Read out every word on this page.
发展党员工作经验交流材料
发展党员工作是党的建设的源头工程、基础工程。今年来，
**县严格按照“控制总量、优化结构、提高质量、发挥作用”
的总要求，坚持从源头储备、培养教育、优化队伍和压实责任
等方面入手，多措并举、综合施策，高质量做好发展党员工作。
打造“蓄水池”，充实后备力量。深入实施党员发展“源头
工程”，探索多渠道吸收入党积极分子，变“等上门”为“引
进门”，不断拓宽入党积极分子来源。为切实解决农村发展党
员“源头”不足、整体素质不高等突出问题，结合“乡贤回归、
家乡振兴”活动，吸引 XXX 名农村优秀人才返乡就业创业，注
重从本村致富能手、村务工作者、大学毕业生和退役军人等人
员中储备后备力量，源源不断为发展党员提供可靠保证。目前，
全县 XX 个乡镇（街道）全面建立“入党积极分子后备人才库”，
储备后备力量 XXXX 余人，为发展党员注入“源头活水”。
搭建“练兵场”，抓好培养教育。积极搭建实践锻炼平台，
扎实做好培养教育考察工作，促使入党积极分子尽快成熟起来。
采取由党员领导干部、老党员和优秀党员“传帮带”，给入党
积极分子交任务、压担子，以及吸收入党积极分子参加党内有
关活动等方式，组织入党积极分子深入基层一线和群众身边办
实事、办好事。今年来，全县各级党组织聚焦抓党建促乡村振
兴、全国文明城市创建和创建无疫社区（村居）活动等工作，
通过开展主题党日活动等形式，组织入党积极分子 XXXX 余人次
+ + +
Collect from the data above every line that includes "XXXX".

▶ TASK RESPONSE:
储备后备力量 XXXX 余人，为发展党员注入“源头活水”。
通过开展主题党日活动等形式，组织入党积极分子 XXXX 余人次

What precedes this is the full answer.